* _Texte à lire_

Enseigner en lycée professionnel aujourd'hui 

Qu'est ce qui fait la singularité de l'enseignement professionnel aujourd'hui ? Alors que les lycées professionnels connaissent une véritable révolution, Aziz Jellab, inspecteur général mais aussi chercheur à l'université Lille 3, tente de faire un tableau contrasté d'une filière mal aimée. Particularité de ce nouveau livre : la proximité du terrain. Le sociologue Aziz Jellab se fait aussi pédagogue.

 

 "Si le LP constitue bien un laboratoire pédagogique, il pourrait éclairer les pratiques éducatives et didactiques en vigueur dans d'autres ordres d'enseignement".  Cette conviction anime le petit livre d'Aziz Jellab et d'une façon le signe d'un trait positif qui lui semble important.

 

Souvent décrié et méprisé, décrit en terme de domination, l'enseignement professionnel est pourtant la grande réussite du système éducatif français. Il sait chaque année conduire au bac et vers le supérieur un nombre croissant de jeuens qui auraient quitté l'école sans diplôme ou avec un diplôme d'un rang inférieur. Pour illustrer cette révolution deux chiffres : en 1990 3% des jeunes d'une génération ont un bac pro. En 2015, 22%. La démocratisation du bac ce sont les LP qui l'ont porté. Ils ont su à la fois diminué la durée de formation, accueillir des élèves plus jeunes et plus nombreux et les pousser au bac.

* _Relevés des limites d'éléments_

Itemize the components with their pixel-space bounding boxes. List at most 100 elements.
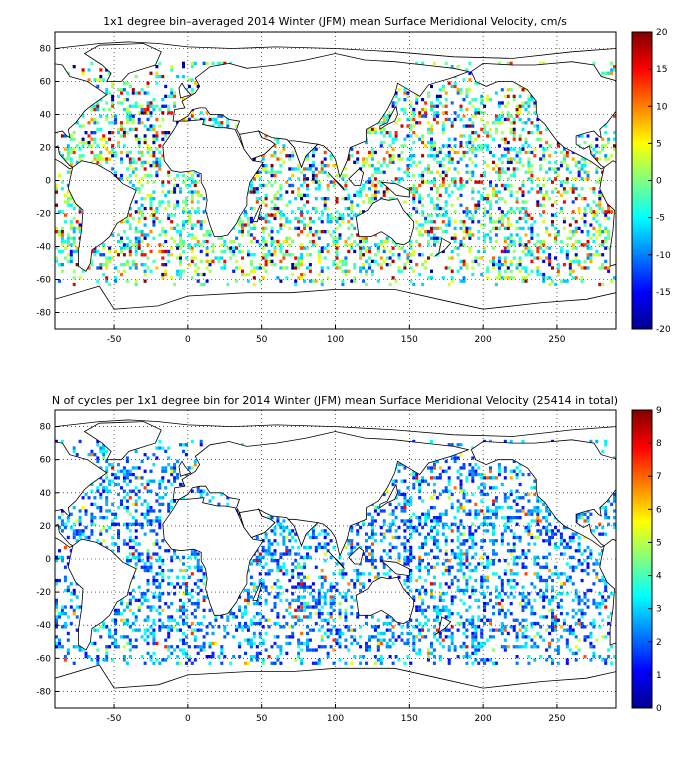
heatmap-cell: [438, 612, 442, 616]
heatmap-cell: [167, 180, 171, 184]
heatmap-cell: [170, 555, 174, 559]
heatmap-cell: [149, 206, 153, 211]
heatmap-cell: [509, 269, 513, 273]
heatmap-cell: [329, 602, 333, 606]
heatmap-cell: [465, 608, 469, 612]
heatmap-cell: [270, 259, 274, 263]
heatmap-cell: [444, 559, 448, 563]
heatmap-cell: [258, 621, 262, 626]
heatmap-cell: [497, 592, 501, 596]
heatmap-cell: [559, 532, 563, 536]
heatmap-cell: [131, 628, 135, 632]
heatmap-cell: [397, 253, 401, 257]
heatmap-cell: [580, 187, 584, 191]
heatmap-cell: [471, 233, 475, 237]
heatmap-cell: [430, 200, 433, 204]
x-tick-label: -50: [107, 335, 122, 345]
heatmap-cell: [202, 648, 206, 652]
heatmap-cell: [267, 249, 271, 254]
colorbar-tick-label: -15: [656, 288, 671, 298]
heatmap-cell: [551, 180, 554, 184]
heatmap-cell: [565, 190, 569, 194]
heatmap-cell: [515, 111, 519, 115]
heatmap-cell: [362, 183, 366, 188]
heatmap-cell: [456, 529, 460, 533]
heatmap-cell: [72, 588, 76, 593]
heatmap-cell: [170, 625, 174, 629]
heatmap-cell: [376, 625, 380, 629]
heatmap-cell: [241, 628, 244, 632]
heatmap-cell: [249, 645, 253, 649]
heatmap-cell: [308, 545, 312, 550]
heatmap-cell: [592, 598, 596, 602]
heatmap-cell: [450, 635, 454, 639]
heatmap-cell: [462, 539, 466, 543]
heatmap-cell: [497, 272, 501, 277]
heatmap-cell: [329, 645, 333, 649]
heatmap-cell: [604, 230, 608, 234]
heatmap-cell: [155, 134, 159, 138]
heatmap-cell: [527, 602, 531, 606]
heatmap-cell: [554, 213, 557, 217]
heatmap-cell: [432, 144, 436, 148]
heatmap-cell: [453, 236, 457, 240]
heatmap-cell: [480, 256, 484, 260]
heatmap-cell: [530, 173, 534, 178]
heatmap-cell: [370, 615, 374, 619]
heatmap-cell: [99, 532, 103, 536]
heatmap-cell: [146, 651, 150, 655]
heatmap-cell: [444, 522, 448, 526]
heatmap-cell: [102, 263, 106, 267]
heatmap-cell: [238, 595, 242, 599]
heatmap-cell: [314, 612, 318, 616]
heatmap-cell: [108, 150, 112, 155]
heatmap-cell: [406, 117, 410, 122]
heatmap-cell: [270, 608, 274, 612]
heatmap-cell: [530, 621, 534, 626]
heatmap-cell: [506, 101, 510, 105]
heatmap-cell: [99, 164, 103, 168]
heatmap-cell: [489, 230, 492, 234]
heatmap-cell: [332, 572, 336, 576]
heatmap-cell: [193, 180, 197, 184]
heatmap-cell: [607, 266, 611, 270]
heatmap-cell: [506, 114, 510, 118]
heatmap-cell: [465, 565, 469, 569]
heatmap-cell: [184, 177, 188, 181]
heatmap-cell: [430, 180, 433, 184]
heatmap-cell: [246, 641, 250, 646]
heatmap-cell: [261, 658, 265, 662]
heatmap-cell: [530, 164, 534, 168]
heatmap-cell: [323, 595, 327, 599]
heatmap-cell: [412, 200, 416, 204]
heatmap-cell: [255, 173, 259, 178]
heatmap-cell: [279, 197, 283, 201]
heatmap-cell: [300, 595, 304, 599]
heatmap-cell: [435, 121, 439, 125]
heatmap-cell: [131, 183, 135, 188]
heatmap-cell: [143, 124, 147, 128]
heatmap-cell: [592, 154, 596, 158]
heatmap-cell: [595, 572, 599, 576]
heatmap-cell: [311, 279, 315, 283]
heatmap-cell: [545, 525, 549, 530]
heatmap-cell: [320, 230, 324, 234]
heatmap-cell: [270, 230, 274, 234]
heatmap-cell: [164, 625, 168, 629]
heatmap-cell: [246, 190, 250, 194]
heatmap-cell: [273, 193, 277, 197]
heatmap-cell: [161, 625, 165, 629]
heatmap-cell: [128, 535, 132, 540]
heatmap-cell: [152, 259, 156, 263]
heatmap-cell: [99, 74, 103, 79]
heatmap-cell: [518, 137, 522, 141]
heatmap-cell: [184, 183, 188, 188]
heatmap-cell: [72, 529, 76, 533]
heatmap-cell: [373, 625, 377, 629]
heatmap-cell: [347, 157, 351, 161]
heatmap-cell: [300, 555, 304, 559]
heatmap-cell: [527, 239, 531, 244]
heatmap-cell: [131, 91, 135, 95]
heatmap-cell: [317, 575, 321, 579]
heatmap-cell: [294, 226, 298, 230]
==
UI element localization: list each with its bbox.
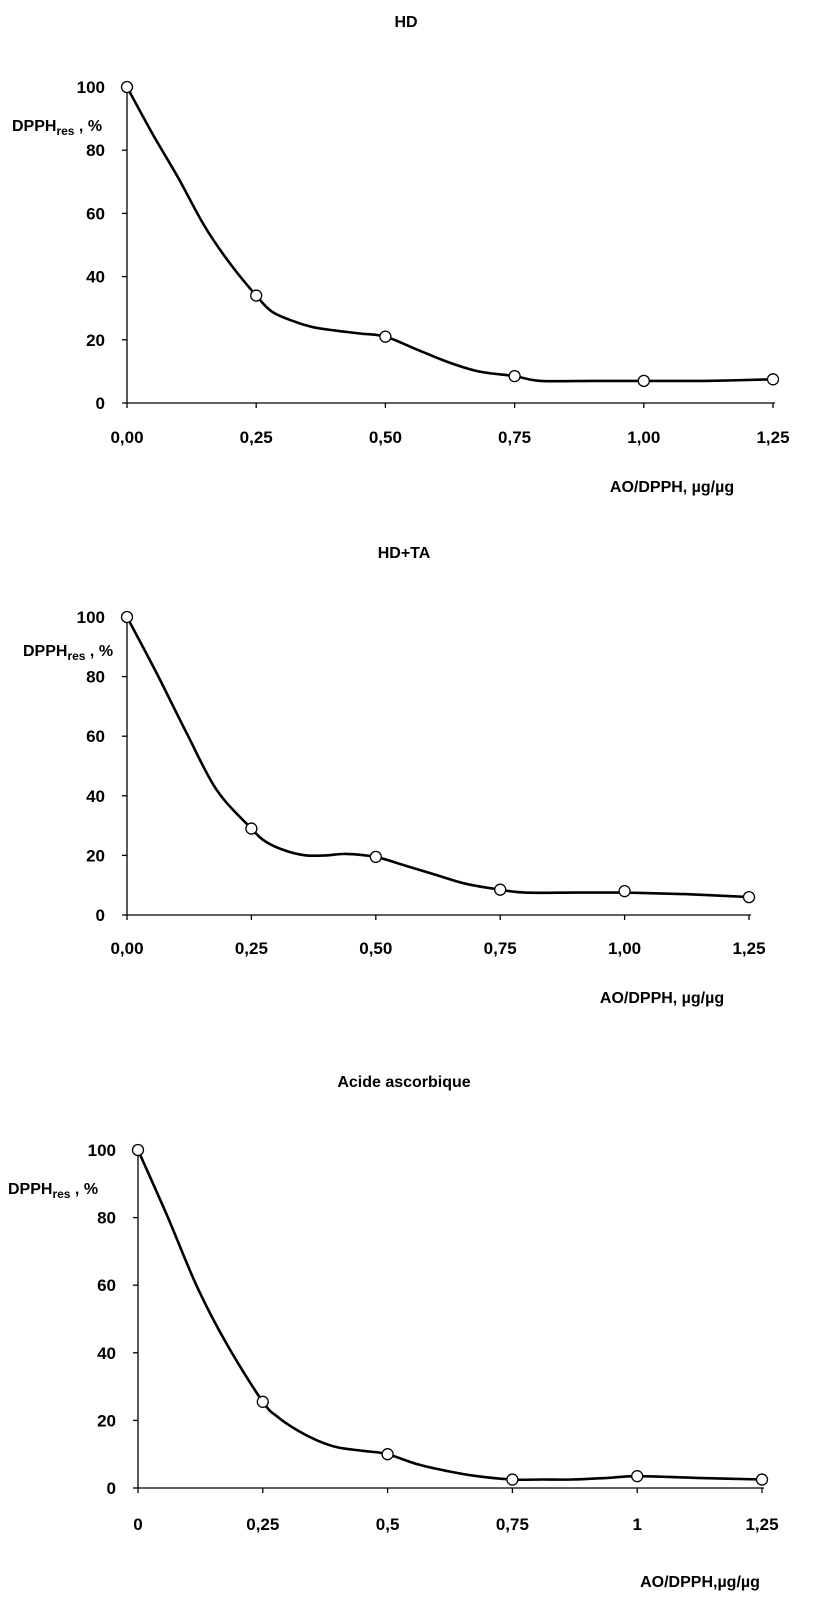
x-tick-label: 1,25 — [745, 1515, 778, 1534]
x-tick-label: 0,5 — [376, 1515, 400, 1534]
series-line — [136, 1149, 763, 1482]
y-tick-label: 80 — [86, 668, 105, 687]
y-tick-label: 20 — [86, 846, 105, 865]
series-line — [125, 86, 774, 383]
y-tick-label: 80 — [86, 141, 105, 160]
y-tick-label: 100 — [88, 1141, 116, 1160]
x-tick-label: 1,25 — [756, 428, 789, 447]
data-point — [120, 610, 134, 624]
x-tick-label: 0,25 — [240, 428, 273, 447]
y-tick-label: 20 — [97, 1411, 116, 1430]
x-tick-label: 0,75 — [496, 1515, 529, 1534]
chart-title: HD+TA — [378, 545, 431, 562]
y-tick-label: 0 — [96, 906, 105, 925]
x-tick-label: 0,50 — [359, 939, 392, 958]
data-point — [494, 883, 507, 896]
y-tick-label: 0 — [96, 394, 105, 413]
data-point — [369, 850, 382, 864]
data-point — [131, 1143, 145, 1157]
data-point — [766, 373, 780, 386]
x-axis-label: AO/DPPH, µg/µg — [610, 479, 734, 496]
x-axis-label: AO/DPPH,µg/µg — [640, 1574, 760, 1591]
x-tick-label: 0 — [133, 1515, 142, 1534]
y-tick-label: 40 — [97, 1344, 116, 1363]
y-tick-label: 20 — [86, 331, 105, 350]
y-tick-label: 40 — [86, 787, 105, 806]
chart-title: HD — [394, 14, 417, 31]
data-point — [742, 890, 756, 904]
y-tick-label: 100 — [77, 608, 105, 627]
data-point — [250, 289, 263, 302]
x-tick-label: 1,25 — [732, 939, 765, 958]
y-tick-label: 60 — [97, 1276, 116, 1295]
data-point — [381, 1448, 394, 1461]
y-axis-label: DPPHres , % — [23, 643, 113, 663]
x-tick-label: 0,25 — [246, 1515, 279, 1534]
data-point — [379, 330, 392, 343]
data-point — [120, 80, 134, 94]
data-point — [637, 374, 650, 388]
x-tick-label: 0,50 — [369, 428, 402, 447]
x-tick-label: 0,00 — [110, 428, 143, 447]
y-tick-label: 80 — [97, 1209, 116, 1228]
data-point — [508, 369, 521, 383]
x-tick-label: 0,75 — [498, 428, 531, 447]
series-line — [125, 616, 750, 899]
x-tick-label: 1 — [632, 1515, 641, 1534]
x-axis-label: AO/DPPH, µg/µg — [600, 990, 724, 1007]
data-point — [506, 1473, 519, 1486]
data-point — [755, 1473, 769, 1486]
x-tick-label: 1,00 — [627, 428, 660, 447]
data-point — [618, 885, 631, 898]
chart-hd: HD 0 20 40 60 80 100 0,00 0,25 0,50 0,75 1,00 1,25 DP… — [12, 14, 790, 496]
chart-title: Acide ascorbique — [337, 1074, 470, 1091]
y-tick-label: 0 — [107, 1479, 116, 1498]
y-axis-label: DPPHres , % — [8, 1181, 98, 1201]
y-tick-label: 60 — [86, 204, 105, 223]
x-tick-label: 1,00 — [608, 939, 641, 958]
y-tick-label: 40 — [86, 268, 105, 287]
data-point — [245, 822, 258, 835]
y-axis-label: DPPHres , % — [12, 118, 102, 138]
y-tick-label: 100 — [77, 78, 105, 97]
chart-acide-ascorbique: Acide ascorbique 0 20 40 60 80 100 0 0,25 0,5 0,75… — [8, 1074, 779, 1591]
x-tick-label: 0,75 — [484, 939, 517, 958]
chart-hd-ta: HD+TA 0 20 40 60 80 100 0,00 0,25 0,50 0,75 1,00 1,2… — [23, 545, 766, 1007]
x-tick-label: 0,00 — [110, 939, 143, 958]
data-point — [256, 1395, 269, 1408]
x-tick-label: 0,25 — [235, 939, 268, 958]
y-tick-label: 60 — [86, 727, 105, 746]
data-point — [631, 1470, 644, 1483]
* * *
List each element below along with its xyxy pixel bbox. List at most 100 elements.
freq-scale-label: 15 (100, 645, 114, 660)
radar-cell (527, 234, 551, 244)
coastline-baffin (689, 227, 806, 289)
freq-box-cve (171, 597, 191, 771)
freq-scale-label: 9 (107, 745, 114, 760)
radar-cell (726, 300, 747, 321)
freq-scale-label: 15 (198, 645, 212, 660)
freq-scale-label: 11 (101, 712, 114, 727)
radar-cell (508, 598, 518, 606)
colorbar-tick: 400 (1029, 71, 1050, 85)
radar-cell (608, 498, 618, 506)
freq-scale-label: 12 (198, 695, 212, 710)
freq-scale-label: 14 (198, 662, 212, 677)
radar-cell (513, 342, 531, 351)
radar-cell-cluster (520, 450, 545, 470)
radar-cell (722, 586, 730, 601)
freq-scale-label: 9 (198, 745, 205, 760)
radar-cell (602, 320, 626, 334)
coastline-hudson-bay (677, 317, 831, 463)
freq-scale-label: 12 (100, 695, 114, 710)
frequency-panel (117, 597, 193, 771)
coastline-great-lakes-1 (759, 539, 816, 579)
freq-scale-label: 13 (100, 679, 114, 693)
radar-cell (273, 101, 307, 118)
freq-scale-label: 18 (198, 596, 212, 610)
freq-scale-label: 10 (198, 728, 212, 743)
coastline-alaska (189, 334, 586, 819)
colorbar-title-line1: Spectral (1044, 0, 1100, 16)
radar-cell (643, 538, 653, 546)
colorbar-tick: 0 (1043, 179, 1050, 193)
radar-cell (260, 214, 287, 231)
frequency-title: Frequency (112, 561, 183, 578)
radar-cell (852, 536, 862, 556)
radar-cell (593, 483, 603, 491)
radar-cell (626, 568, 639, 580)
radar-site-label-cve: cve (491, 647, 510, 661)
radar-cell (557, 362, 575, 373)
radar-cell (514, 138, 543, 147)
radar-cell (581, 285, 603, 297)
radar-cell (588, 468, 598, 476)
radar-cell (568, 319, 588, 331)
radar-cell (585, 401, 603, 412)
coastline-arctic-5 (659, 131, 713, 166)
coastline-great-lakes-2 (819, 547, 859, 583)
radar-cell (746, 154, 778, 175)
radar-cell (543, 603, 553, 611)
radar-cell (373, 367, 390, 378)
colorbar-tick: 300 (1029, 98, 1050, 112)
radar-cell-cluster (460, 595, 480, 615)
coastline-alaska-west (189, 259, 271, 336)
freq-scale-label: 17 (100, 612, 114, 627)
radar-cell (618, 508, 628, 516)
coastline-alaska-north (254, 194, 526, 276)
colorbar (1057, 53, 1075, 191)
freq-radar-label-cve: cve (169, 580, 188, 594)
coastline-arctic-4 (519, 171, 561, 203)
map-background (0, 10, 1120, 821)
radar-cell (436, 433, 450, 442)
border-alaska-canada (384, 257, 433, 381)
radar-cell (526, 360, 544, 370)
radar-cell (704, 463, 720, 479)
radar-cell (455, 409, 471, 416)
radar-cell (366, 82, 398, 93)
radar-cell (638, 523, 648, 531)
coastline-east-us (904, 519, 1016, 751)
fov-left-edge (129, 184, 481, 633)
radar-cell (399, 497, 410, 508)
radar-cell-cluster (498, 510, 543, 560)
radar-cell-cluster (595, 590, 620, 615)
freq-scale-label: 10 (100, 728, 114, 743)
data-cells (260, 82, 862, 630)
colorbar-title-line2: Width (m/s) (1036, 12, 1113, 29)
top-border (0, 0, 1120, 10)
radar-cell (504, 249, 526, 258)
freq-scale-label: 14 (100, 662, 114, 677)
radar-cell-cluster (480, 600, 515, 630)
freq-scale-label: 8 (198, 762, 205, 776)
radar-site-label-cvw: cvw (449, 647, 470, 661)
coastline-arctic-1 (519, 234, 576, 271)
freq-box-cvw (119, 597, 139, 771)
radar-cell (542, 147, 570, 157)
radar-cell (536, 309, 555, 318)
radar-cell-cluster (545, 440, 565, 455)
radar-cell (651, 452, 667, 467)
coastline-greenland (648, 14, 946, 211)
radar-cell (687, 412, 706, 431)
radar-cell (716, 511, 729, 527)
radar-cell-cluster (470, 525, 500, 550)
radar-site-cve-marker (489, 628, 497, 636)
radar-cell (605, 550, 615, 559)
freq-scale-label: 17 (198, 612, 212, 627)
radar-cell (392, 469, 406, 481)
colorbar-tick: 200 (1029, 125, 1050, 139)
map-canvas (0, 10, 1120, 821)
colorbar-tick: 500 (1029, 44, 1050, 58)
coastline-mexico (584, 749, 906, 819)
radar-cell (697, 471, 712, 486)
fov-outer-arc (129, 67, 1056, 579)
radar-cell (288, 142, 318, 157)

* _Consignes_
a) Dans le texte sur le lycée professionnel, intervertissez "système éducatif français" et "système scolaire français" : recopiez le passage en commençant par "Souvent décrié et" et en allant jusqu'à "pousser au bac.", avec "système scolaire français" à la place de "système éducatif français".
b) Poursuivez le texte sur l'enseignement en lycée professionnel à partir de sa dernière phrase.

* _Réponses par consigne_
a)
Souvent décrié et méprisé, décrit en terme de domination, l'enseignement professionnel est pourtant la grande réussite du système scolaire français. Il sait chaque année conduire au bac et vers le supérieur un nombre croissant de jeuens qui auraient quitté l'école sans diplôme ou avec un diplôme d'un rang inférieur. Pour illustrer cette révolution deux chiffres : en 1990 3% des jeunes d'une génération ont un bac pro. En 2015, 22%. La démocratisation du bac ce sont les LP qui l'ont porté. Ils ont su à la fois diminué la durée de formation, accueillir des élèves plus jeunes et plus nombreux et les pousser au bac.

b)
 

L'analyse d'A Jellab ne se limite pas à ce coup de clairon. Il retrace toute la mutation de la voie professionnelle. Il analyse ses publics élèves et ses enseignants pour en souligner les particularités.

 

La particularité de ce livre c'est la place qu'il donne aux pédagogies utilisées en lycée professionnel. Il montre la diversité des formes de savoir en LP et la façon dont les enseignants créent un nouveau rapport à l'école et aux savoirs scolaires. Sur ce terrain il se démarque des critiques de la socialisation à l'école. Pour lui les concessions faites au relationnel font partie de la démarche pédagogique , en sont une condition et ne sont donc pas en opposition avec les savoirs comme cela a pu être montré en REP.

 

Un aspect très appréciable du livre sont les nombreux encadrés. Chacun pointe une particularité pédagogique de la riche mosaïque qui constitue l'enseignement professionnel.

 

L'ouvrage intéressera donc les enseignants des lycées professionnels. Mais aussi tous les acteurs de l'Ecole qui veulent comprendre les réussites et les défis de la voie professionnelle.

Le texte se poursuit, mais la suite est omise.